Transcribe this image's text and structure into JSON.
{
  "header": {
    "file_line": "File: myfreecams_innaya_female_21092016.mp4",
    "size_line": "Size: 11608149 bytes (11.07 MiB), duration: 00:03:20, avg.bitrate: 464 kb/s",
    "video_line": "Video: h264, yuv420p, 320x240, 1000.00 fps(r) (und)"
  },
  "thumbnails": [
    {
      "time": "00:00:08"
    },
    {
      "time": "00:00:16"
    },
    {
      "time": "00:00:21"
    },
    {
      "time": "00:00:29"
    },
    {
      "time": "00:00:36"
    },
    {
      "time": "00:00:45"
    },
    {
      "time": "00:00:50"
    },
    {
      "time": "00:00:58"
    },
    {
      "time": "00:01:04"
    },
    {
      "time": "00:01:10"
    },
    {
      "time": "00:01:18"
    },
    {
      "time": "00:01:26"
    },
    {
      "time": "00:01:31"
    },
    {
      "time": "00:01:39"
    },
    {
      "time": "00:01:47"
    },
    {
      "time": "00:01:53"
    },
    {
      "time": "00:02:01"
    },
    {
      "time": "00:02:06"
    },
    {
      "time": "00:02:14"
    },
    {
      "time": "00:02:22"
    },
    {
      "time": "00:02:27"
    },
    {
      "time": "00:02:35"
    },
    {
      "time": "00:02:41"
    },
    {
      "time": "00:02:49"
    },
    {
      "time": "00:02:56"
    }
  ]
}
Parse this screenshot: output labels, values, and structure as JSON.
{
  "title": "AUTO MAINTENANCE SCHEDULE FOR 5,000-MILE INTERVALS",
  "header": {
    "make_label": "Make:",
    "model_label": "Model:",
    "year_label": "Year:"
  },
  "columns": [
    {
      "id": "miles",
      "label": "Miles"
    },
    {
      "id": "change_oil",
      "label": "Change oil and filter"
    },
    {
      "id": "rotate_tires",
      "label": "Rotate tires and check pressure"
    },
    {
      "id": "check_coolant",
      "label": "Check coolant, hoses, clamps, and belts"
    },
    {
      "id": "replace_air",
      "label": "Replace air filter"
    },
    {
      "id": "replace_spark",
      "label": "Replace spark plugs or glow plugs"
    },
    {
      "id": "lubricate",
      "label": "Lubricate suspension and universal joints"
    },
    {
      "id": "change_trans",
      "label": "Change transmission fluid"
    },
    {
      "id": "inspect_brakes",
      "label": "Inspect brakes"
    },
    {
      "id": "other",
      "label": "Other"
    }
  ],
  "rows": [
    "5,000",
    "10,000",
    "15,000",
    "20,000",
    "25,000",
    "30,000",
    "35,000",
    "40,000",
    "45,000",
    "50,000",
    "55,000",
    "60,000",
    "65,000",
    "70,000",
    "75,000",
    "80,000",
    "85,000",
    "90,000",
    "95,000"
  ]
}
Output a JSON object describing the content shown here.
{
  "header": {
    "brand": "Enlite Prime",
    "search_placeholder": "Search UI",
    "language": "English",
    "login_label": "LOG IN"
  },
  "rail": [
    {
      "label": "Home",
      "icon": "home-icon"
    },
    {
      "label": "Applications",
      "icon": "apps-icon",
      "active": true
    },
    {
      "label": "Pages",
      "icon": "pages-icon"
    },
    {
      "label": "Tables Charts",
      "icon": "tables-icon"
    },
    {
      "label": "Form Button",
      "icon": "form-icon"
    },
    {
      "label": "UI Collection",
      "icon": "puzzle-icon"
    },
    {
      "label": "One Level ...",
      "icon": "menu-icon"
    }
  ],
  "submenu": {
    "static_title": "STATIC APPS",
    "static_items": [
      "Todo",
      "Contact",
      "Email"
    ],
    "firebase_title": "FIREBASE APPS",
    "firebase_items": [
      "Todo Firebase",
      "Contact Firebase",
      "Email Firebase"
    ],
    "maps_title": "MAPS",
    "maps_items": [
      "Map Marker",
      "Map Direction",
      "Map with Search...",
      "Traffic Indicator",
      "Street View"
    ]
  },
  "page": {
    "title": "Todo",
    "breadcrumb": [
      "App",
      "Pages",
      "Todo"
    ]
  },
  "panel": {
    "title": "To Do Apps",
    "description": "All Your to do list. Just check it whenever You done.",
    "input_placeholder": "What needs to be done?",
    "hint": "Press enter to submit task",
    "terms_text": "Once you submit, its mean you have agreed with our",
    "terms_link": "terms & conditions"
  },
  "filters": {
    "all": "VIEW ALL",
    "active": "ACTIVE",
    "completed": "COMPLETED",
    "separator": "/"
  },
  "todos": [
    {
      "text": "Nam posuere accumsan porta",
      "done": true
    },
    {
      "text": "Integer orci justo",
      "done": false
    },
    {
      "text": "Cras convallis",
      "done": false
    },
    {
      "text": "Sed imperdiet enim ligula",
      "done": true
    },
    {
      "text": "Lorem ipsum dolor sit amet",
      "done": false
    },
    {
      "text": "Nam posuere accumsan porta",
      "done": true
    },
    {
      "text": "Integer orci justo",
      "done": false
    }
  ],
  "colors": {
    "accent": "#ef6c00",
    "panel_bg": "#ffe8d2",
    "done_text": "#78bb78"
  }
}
--
The request =>
Copy out each line that contains the word "structure".

Written answer =>
Transcribe this image's text and structure into JSON.
Parse this screenshot: output labels, values, and structure as JSON.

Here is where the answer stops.